Your objective =
Give a count of the lines below that have the string "name" in them, with no other words.

##### Source material #####

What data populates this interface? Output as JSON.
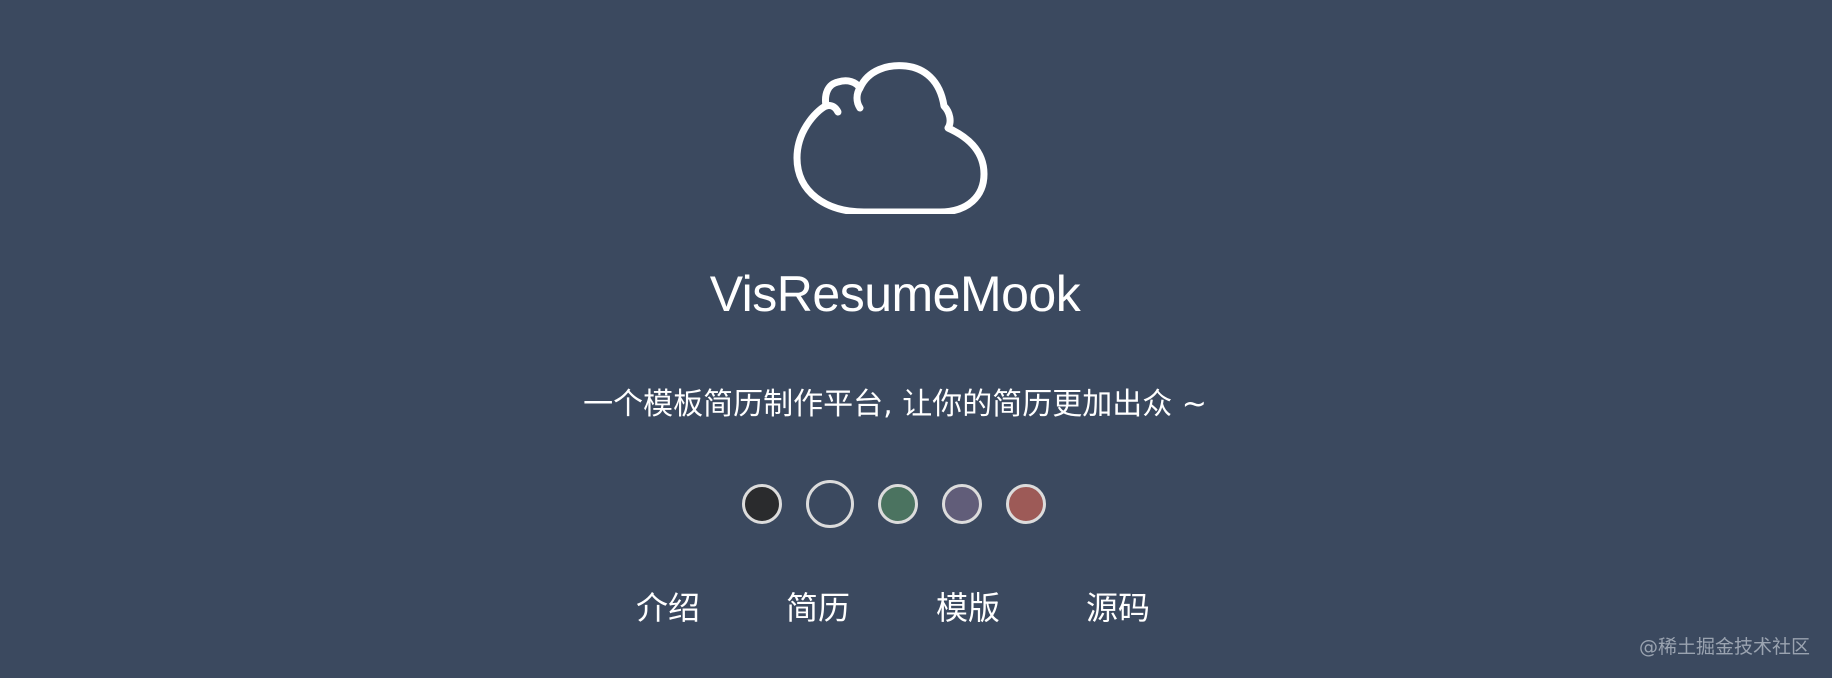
{
  "app": {
    "title": "VisResumeMook",
    "subtitle": "一个模板简历制作平台, 让你的简历更加出众 ~"
  },
  "colors": {
    "background": "#3b495f",
    "foreground": "#ffffff",
    "ring": "#dcdcdc"
  },
  "logo": {
    "icon": "cloud-icon"
  },
  "theme_swatches": [
    {
      "name": "black",
      "color": "#2a2b2d",
      "selected": false
    },
    {
      "name": "navy",
      "color": "#3b495f",
      "selected": true
    },
    {
      "name": "green",
      "color": "#4b7360",
      "selected": false
    },
    {
      "name": "purple",
      "color": "#615d79",
      "selected": false
    },
    {
      "name": "red",
      "color": "#9d5a57",
      "selected": false
    }
  ],
  "nav": {
    "items": [
      {
        "label": "介绍"
      },
      {
        "label": "简历"
      },
      {
        "label": "模版"
      },
      {
        "label": "源码"
      }
    ]
  },
  "watermark": "@稀土掘金技术社区"
}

#####

Result for this task =
5